▶ **Instructions to follow**:
Your task is to copy every line of the records below that contains "debería".

######

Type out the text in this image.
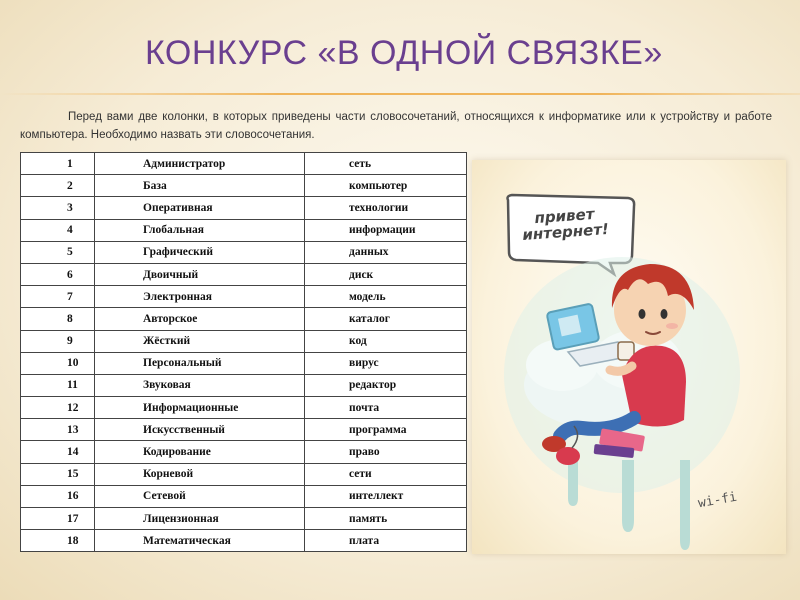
КОНКУРС «В ОДНОЙ СВЯЗКЕ»
Перед вами две колонки, в которых приведены части словосочетаний, относящихся к информатике или к устройству и работе компьютера. Необходимо назвать эти словосочетания.
1	Администратор	сеть
2	База	компьютер
3	Оперативная	технологии
4	Глобальная	информации
5	Графический	данных
6	Двоичный	диск
7	Электронная	модель
8	Авторское	каталог
9	Жёсткий	код
10	Персональный	вирус
11	Звуковая	редактор
12	Информационные	почта
13	Искусственный	программа
14	Кодирование	право
15	Корневой	сети
16	Сетевой	интеллект
17	Лицензионная	память
18	Математическая	плата
привет интернет!
wi-fi
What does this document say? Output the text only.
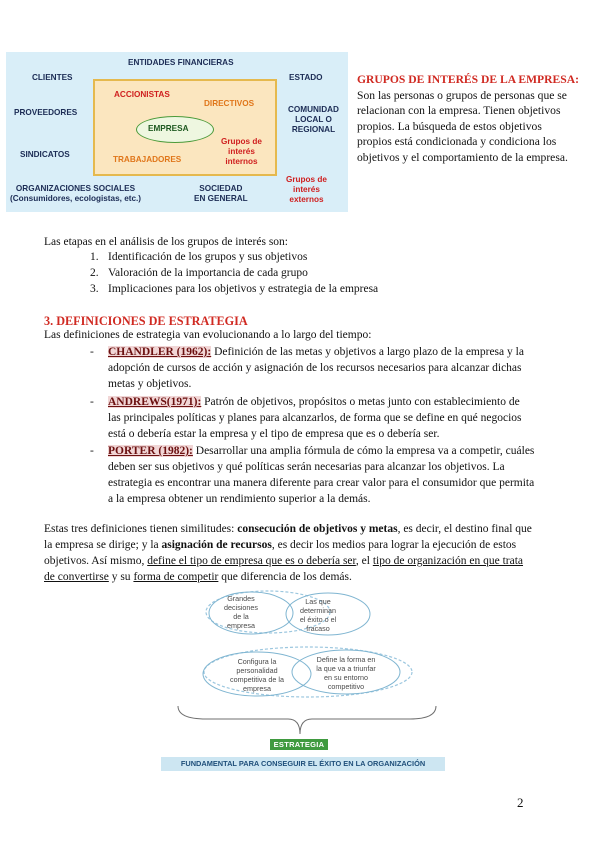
ENTIDADES FINANCIERAS
CLIENTES	ESTADO
ACCIONISTAS
DIRECTIVOS
PROVEEDORES	COMUNIDAD
LOCAL O
REGIONAL
EMPRESA
Grupos de
interés
internos
SINDICATOS
TRABAJADORES
Grupos de
interés
externos
ORGANIZACIONES SOCIALES
(Consumidores, ecologistas, etc.)
SOCIEDAD
EN GENERAL
GRUPOS DE INTERÉS DE LA EMPRESA: Son las personas o grupos de personas que se relacionan con la empresa. Tienen objetivos propios. La búsqueda de estos objetivos propios está condicionada y condiciona los objetivos y el comportamiento de la empresa.
Las etapas en el análisis de los grupos de interés son:
1. Identificación de los grupos y sus objetivos
2. Valoración de la importancia de cada grupo
3. Implicaciones para los objetivos y estrategia de la empresa
3. DEFINICIONES DE ESTRATEGIA
Las definiciones de estrategia van evolucionando a lo largo del tiempo:
- CHANDLER (1962): Definición de las metas y objetivos a largo plazo de la empresa y la
adopción de cursos de acción y asignación de los recursos necesarios para alcanzar dichas
metas y objetivos.
- ANDREWS(1971): Patrón de objetivos, propósitos o metas junto con establecimiento de
las principales políticas y planes para alcanzarlos, de forma que se define en qué negocios
está o debería estar la empresa y el tipo de empresa que es o debería ser.
- PORTER (1982): Desarrollar una amplia fórmula de cómo la empresa va a competir, cuáles
deben ser sus objetivos y qué políticas serán necesarias para alcanzar los objetivos. La
estrategia es encontrar una manera diferente para crear valor para el consumidor que permita
a la empresa obtener un rendimiento superior a la demás.
Estas tres definiciones tienen similitudes: consecución de objetivos y metas, es decir, el destino final que
la empresa se dirige; y la asignación de recursos, es decir los medios para lograr la ejecución de estos
objetivos. Así mismo, define el tipo de empresa que es o debería ser, el tipo de organización en que trata
de convertirse y su forma de competir que diferencia de los demás.
Grandes
decisiones
de la
empresa
Las que
determinan
el éxito o el
fracaso
Configura la
personalidad
competitiva de la
empresa
Define la forma en
la que va a triunfar
en su entorno
competitivo
ESTRATEGIA
FUNDAMENTAL PARA CONSEGUIR EL ÉXITO EN LA ORGANIZACIÓN
2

######

▶ **Written reply**:
está o debería estar la empresa y el tipo de empresa que es o debería ser.
objetivos. Así mismo, define el tipo de empresa que es o debería ser, el tipo de organización en que trata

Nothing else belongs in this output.